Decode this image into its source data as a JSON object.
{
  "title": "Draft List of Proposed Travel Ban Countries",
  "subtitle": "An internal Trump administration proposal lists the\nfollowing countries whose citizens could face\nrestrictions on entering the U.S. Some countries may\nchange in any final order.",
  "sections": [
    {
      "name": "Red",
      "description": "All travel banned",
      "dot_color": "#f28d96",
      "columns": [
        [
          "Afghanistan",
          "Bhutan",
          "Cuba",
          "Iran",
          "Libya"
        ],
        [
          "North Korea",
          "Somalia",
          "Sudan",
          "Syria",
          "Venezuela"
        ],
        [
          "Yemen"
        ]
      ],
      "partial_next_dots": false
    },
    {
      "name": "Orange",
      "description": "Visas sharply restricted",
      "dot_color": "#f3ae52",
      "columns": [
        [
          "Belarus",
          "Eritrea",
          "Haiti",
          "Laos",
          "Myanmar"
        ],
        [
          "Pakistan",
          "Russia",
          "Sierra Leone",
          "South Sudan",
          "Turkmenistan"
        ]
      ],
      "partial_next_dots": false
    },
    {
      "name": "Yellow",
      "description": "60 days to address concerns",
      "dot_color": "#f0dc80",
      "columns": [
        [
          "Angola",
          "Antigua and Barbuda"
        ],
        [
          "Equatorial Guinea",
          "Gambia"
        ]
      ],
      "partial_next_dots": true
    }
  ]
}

_ _ _ _ _

→ Your instructions
Print the whole listing exactly as it is.

→ Task answer
Decode this image into its source data as a JSON object.
{
  "title": "Draft List of Proposed Travel Ban Countries",
  "subtitle": "An internal Trump administration proposal lists the\nfollowing countries whose citizens could face\nrestrictions on entering the U.S. Some countries may\nchange in any final order.",
  "sections": [
    {
      "name": "Red",
      "description": "All travel banned",
      "dot_color": "#f28d96",
      "columns": [
        [
          "Afghanistan",
          "Bhutan",
          "Cuba",
          "Iran",
          "Libya"
        ],
        [
          "North Korea",
          "Somalia",
          "Sudan",
          "Syria",
          "Venezuela"
        ],
        [
          "Yemen"
        ]
      ],
      "partial_next_dots": false
    },
    {
      "name": "Orange",
      "description": "Visas sharply restricted",
      "dot_color": "#f3ae52",
      "columns": [
        [
          "Belarus",
          "Eritrea",
          "Haiti",
          "Laos",
          "Myanmar"
        ],
        [
          "Pakistan",
          "Russia",
          "Sierra Leone",
          "South Sudan",
          "Turkmenistan"
        ]
      ],
      "partial_next_dots": false
    },
    {
      "name": "Yellow",
      "description": "60 days to address concerns",
      "dot_color": "#f0dc80",
      "columns": [
        [
          "Angola",
          "Antigua and Barbuda"
        ],
        [
          "Equatorial Guinea",
          "Gambia"
        ]
      ],
      "partial_next_dots": true
    }
  ]
}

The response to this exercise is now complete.